**The request**
The records should be repeated word for word, pictures excluded.

Data listing

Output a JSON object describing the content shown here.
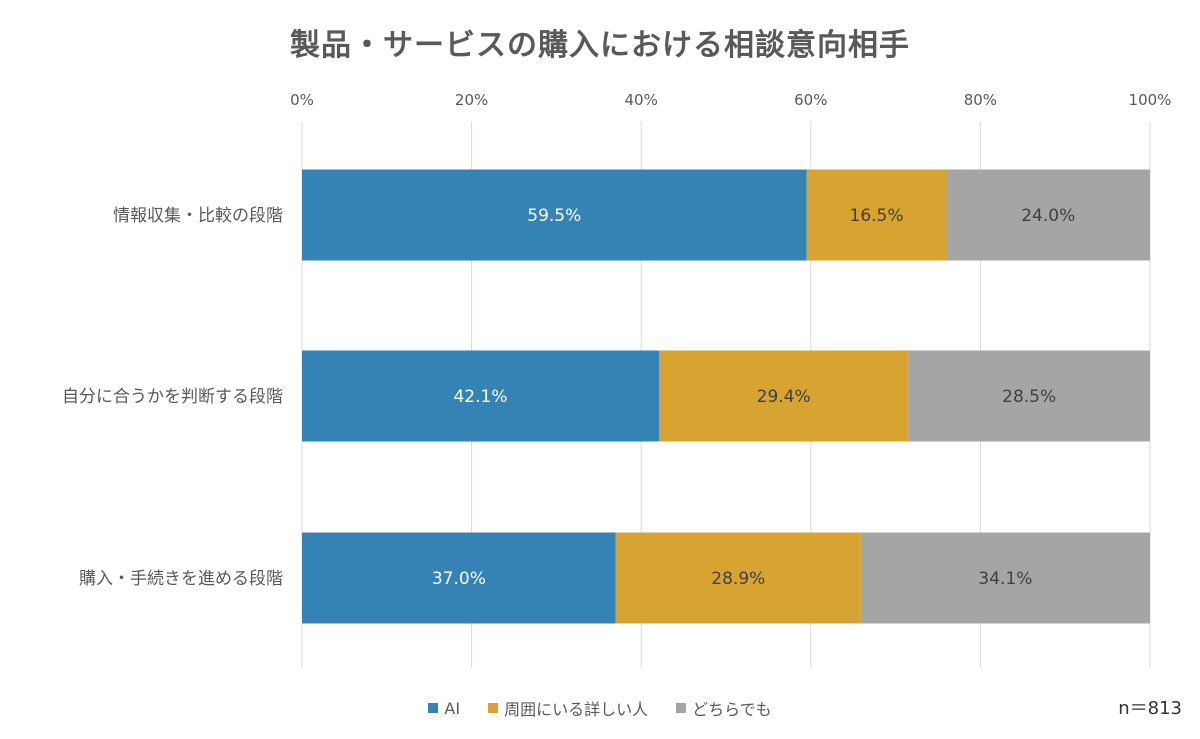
{
  "chart_data": {
    "type": "bar",
    "orientation": "horizontal-stacked-percent",
    "title": "製品・サービスの購入における相談意向相手",
    "categories": [
      "情報収集・比較の段階",
      "自分に合うかを判断する段階",
      "購入・手続きを進める段階"
    ],
    "series": [
      {
        "name": "AI",
        "color": "#3583B5",
        "values": [
          59.5,
          42.1,
          37.0
        ],
        "labels": [
          "59.5%",
          "42.1%",
          "37.0%"
        ],
        "label_color": "#ffffff"
      },
      {
        "name": "周囲にいる詳しい人",
        "color": "#D7A431",
        "values": [
          16.5,
          29.4,
          28.9
        ],
        "labels": [
          "16.5%",
          "29.4%",
          "28.9%"
        ],
        "label_color": "#404040"
      },
      {
        "name": "どちらでも",
        "color": "#A5A5A5",
        "values": [
          24.0,
          28.5,
          34.1
        ],
        "labels": [
          "24.0%",
          "28.5%",
          "34.1%"
        ],
        "label_color": "#404040"
      }
    ],
    "xlim": [
      0,
      100
    ],
    "xticks": [
      0,
      20,
      40,
      60,
      80,
      100
    ],
    "xtick_labels": [
      "0%",
      "20%",
      "40%",
      "60%",
      "80%",
      "100%"
    ],
    "xaxis_position": "top",
    "grid": true,
    "legend_position": "bottom",
    "annotation": "n＝813"
  }
}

**The solution**
Output a JSON object describing the content shown here.
{
  "chart_data": {
    "type": "bar",
    "orientation": "horizontal-stacked-percent",
    "title": "製品・サービスの購入における相談意向相手",
    "categories": [
      "情報収集・比較の段階",
      "自分に合うかを判断する段階",
      "購入・手続きを進める段階"
    ],
    "series": [
      {
        "name": "AI",
        "color": "#3583B5",
        "values": [
          59.5,
          42.1,
          37.0
        ],
        "labels": [
          "59.5%",
          "42.1%",
          "37.0%"
        ],
        "label_color": "#ffffff"
      },
      {
        "name": "周囲にいる詳しい人",
        "color": "#D7A431",
        "values": [
          16.5,
          29.4,
          28.9
        ],
        "labels": [
          "16.5%",
          "29.4%",
          "28.9%"
        ],
        "label_color": "#404040"
      },
      {
        "name": "どちらでも",
        "color": "#A5A5A5",
        "values": [
          24.0,
          28.5,
          34.1
        ],
        "labels": [
          "24.0%",
          "28.5%",
          "34.1%"
        ],
        "label_color": "#404040"
      }
    ],
    "xlim": [
      0,
      100
    ],
    "xticks": [
      0,
      20,
      40,
      60,
      80,
      100
    ],
    "xtick_labels": [
      "0%",
      "20%",
      "40%",
      "60%",
      "80%",
      "100%"
    ],
    "xaxis_position": "top",
    "grid": true,
    "legend_position": "bottom",
    "annotation": "n＝813"
  }
}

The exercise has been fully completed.